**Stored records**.
⁂

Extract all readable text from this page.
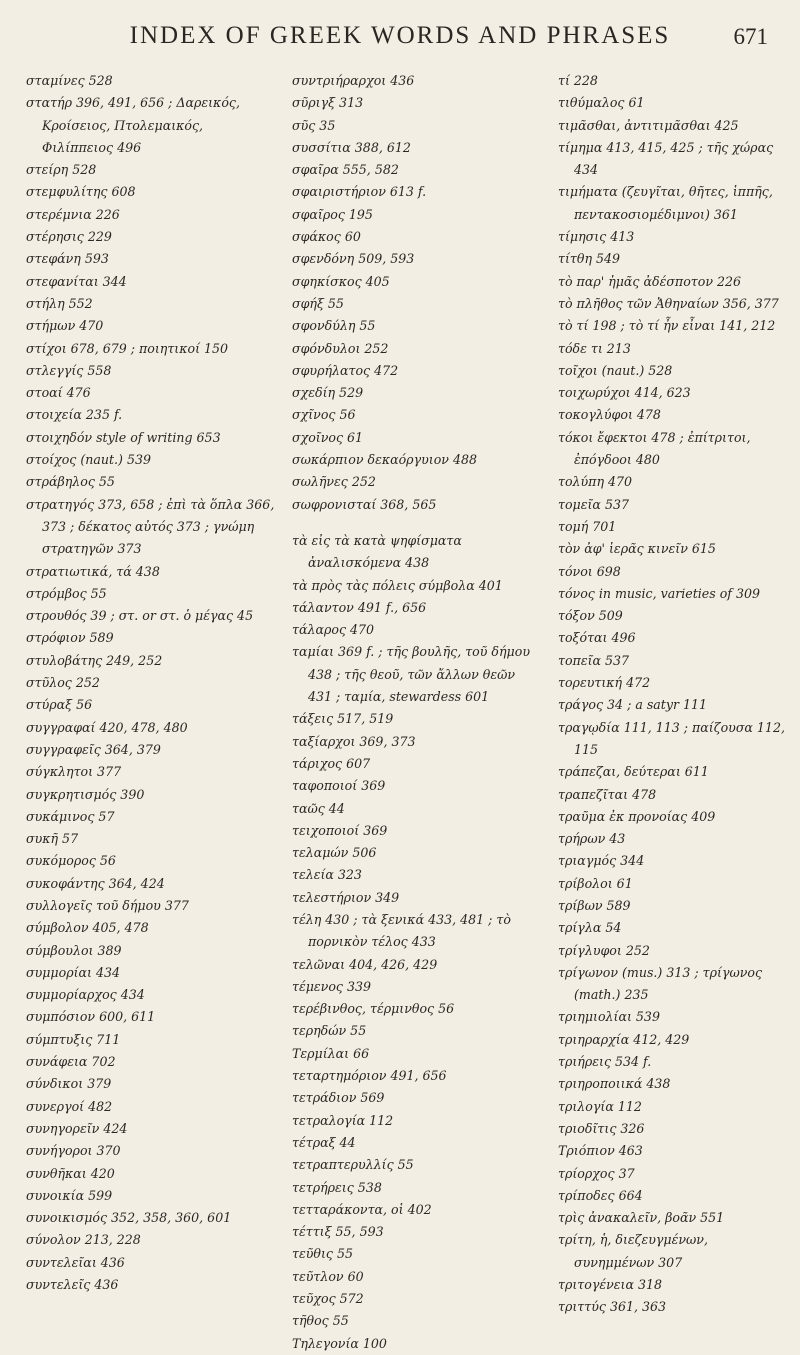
INDEX OF GREEK WORDS AND PHRASES	671
σταμίνες 528
στατήρ 396, 491, 656 ; Δαρεικός, Κροίσειος, Πτολεμαικός, Φιλίππειος 496
στείρη 528
στεμφυλίτης 608
στερέμνια 226
στέρησις 229
στεφάνη 593
στεφανίται 344
στήλη 552
στήμων 470
στίχοι 678, 679 ; ποιητικοί 150
στλεγγίς 558
στοαί 476
στοιχεία 235 f.
στοιχηδόν style of writing 653
στοίχος (naut.) 539
στράβηλος 55
στρατηγός 373, 658 ; ἐπὶ τὰ ὅπλα 366, 373 ; δέκατος αὐτός 373 ; γνώμη στρατηγῶν 373
στρατιωτικά, τά 438
στρόμβος 55
στρουθός 39 ; στ. or στ. ὁ μέγας 45
στρόφιον 589
στυλοβάτης 249, 252
στῦλος 252
στύραξ 56
συγγραφαί 420, 478, 480
συγγραφεῖς 364, 379
σύγκλητοι 377
συγκρητισμός 390
συκάμινος 57
συκῆ 57
συκόμορος 56
συκοφάντης 364, 424
συλλογεῖς τοῦ δήμου 377
σύμβολον 405, 478
σύμβουλοι 389
συμμορίαι 434
συμμορίαρχος 434
συμπόσιον 600, 611
σύμπτυξις 711
συνάφεια 702
σύνδικοι 379
συνεργοί 482
συνηγορεῖν 424
συνήγοροι 370
συνθῆκαι 420
συνοικία 599
συνοικισμός 352, 358, 360, 601
σύνολον 213, 228
συντελεῖαι 436
συντελεῖς 436
συντριήραρχοι 436
σῦριγξ 313
σῦς 35
συσσίτια 388, 612
σφαῖρα 555, 582
σφαιριστήριον 613 f.
σφαῖρος 195
σφάκος 60
σφενδόνη 509, 593
σφηκίσκος 405
σφήξ 55
σφονδύλη 55
σφόνδυλοι 252
σφυρήλατος 472
σχεδίη 529
σχῖνος 56
σχοῖνος 61
σωκάρπιον δεκαόργυιον 488
σωλῆνες 252
σωφρονισταί 368, 565
τὰ εἰς τὰ κατὰ ψηφίσματα ἀναλισκόμενα 438
τὰ πρὸς τὰς πόλεις σύμβολα 401
τάλαντον 491 f., 656
τάλαρος 470
ταμίαι 369 f. ; τῆς βουλῆς, τοῦ δήμου 438 ; τῆς θεοῦ, τῶν ἄλλων θεῶν 431 ; ταμία, stewardess 601
τάξεις 517, 519
ταξίαρχοι 369, 373
τάριχος 607
ταφοποιοί 369
ταῶς 44
τειχοποιοί 369
τελαμών 506
τελεία 323
τελεστήριον 349
τέλη 430 ; τὰ ξενικά 433, 481 ; τὸ πορνικὸν τέλος 433
τελῶναι 404, 426, 429
τέμενος 339
τερέβινθος, τέρμινθος 56
τερηδών 55
Τερμίλαι 66
τεταρτημόριον 491, 656
τετράδιον 569
τετραλογία 112
τέτραξ 44
τετραπτερυλλίς 55
τετρήρεις 538
τετταράκοντα, οἱ 402
τέττιξ 55, 593
τεῦθις 55
τεῦτλον 60
τεῦχος 572
τῆθος 55
Τηλεγονία 100
τί 228
τιθύμαλος 61
τιμᾶσθαι, ἀντιτιμᾶσθαι 425
τίμημα 413, 415, 425 ; τῆς χώρας 434
τιμήματα (ζευγῖται, θῆτες, ἱππῆς, πεντακοσιομέδιμνοι) 361
τίμησις 413
τίτθη 549
τὸ παρ' ἡμᾶς ἀδέσποτον 226
τὸ πλῆθος τῶν Ἀθηναίων 356, 377
τὸ τί 198 ; τὸ τί ἦν εἶναι 141, 212
τόδε τι 213
τοῖχοι (naut.) 528
τοιχωρύχοι 414, 623
τοκογλύφοι 478
τόκοι ἔφεκτοι 478 ; ἐπίτριτοι, ἐπόγδοοι 480
τολύπη 470
τομεῖα 537
τομή 701
τὸν ἀφ' ἱερᾶς κινεῖν 615
τόνοι 698
τόνος in music, varieties of 309
τόξον 509
τοξόται 496
τοπεῖα 537
τορευτική 472
τράγος 34 ; a satyr 111
τραγῳδία 111, 113 ; παίζουσα 112, 115
τράπεζαι, δεύτεραι 611
τραπεζῖται 478
τραῦμα ἐκ προνοίας 409
τρήρων 43
τριαγμός 344
τρίβολοι 61
τρίβων 589
τρίγλα 54
τρίγλυφοι 252
τρίγωνον (mus.) 313 ; τρίγωνος (math.) 235
τριημιολίαι 539
τριηραρχία 412, 429
τριήρεις 534 f.
τριηροποιικά 438
τριλογία 112
τριοδῖτις 326
Τριόπιον 463
τρίορχος 37
τρίποδες 664
τρὶς ἀνακαλεῖν, βοᾶν 551
τρίτη, ἡ, διεζευγμένων, συνημμένων 307
τριτογένεια 318
τριττύς 361, 363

⁂

**Your objective**.
From the material above, copy everything exactly but the pictures.

**Final result**.
Extract all readable text from this page.
INDEX OF GREEK WORDS AND PHRASES	671
σταμίνες 528
στατήρ 396, 491, 656 ; Δαρεικός, Κροίσειος, Πτολεμαικός, Φιλίππειος 496
στείρη 528
στεμφυλίτης 608
στερέμνια 226
στέρησις 229
στεφάνη 593
στεφανίται 344
στήλη 552
στήμων 470
στίχοι 678, 679 ; ποιητικοί 150
στλεγγίς 558
στοαί 476
στοιχεία 235 f.
στοιχηδόν style of writing 653
στοίχος (naut.) 539
στράβηλος 55
στρατηγός 373, 658 ; ἐπὶ τὰ ὅπλα 366, 373 ; δέκατος αὐτός 373 ; γνώμη στρατηγῶν 373
στρατιωτικά, τά 438
στρόμβος 55
στρουθός 39 ; στ. or στ. ὁ μέγας 45
στρόφιον 589
στυλοβάτης 249, 252
στῦλος 252
στύραξ 56
συγγραφαί 420, 478, 480
συγγραφεῖς 364, 379
σύγκλητοι 377
συγκρητισμός 390
συκάμινος 57
συκῆ 57
συκόμορος 56
συκοφάντης 364, 424
συλλογεῖς τοῦ δήμου 377
σύμβολον 405, 478
σύμβουλοι 389
συμμορίαι 434
συμμορίαρχος 434
συμπόσιον 600, 611
σύμπτυξις 711
συνάφεια 702
σύνδικοι 379
συνεργοί 482
συνηγορεῖν 424
συνήγοροι 370
συνθῆκαι 420
συνοικία 599
συνοικισμός 352, 358, 360, 601
σύνολον 213, 228
συντελεῖαι 436
συντελεῖς 436
συντριήραρχοι 436
σῦριγξ 313
σῦς 35
συσσίτια 388, 612
σφαῖρα 555, 582
σφαιριστήριον 613 f.
σφαῖρος 195
σφάκος 60
σφενδόνη 509, 593
σφηκίσκος 405
σφήξ 55
σφονδύλη 55
σφόνδυλοι 252
σφυρήλατος 472
σχεδίη 529
σχῖνος 56
σχοῖνος 61
σωκάρπιον δεκαόργυιον 488
σωλῆνες 252
σωφρονισταί 368, 565
τὰ εἰς τὰ κατὰ ψηφίσματα ἀναλισκόμενα 438
τὰ πρὸς τὰς πόλεις σύμβολα 401
τάλαντον 491 f., 656
τάλαρος 470
ταμίαι 369 f. ; τῆς βουλῆς, τοῦ δήμου 438 ; τῆς θεοῦ, τῶν ἄλλων θεῶν 431 ; ταμία, stewardess 601
τάξεις 517, 519
ταξίαρχοι 369, 373
τάριχος 607
ταφοποιοί 369
ταῶς 44
τειχοποιοί 369
τελαμών 506
τελεία 323
τελεστήριον 349
τέλη 430 ; τὰ ξενικά 433, 481 ; τὸ πορνικὸν τέλος 433
τελῶναι 404, 426, 429
τέμενος 339
τερέβινθος, τέρμινθος 56
τερηδών 55
Τερμίλαι 66
τεταρτημόριον 491, 656
τετράδιον 569
τετραλογία 112
τέτραξ 44
τετραπτερυλλίς 55
τετρήρεις 538
τετταράκοντα, οἱ 402
τέττιξ 55, 593
τεῦθις 55
τεῦτλον 60
τεῦχος 572
τῆθος 55
Τηλεγονία 100
τί 228
τιθύμαλος 61
τιμᾶσθαι, ἀντιτιμᾶσθαι 425
τίμημα 413, 415, 425 ; τῆς χώρας 434
τιμήματα (ζευγῖται, θῆτες, ἱππῆς, πεντακοσιομέδιμνοι) 361
τίμησις 413
τίτθη 549
τὸ παρ' ἡμᾶς ἀδέσποτον 226
τὸ πλῆθος τῶν Ἀθηναίων 356, 377
τὸ τί 198 ; τὸ τί ἦν εἶναι 141, 212
τόδε τι 213
τοῖχοι (naut.) 528
τοιχωρύχοι 414, 623
τοκογλύφοι 478
τόκοι ἔφεκτοι 478 ; ἐπίτριτοι, ἐπόγδοοι 480
τολύπη 470
τομεῖα 537
τομή 701
τὸν ἀφ' ἱερᾶς κινεῖν 615
τόνοι 698
τόνος in music, varieties of 309
τόξον 509
τοξόται 496
τοπεῖα 537
τορευτική 472
τράγος 34 ; a satyr 111
τραγῳδία 111, 113 ; παίζουσα 112, 115
τράπεζαι, δεύτεραι 611
τραπεζῖται 478
τραῦμα ἐκ προνοίας 409
τρήρων 43
τριαγμός 344
τρίβολοι 61
τρίβων 589
τρίγλα 54
τρίγλυφοι 252
τρίγωνον (mus.) 313 ; τρίγωνος (math.) 235
τριημιολίαι 539
τριηραρχία 412, 429
τριήρεις 534 f.
τριηροποιικά 438
τριλογία 112
τριοδῖτις 326
Τριόπιον 463
τρίορχος 37
τρίποδες 664
τρὶς ἀνακαλεῖν, βοᾶν 551
τρίτη, ἡ, διεζευγμένων, συνημμένων 307
τριτογένεια 318
τριττύς 361, 363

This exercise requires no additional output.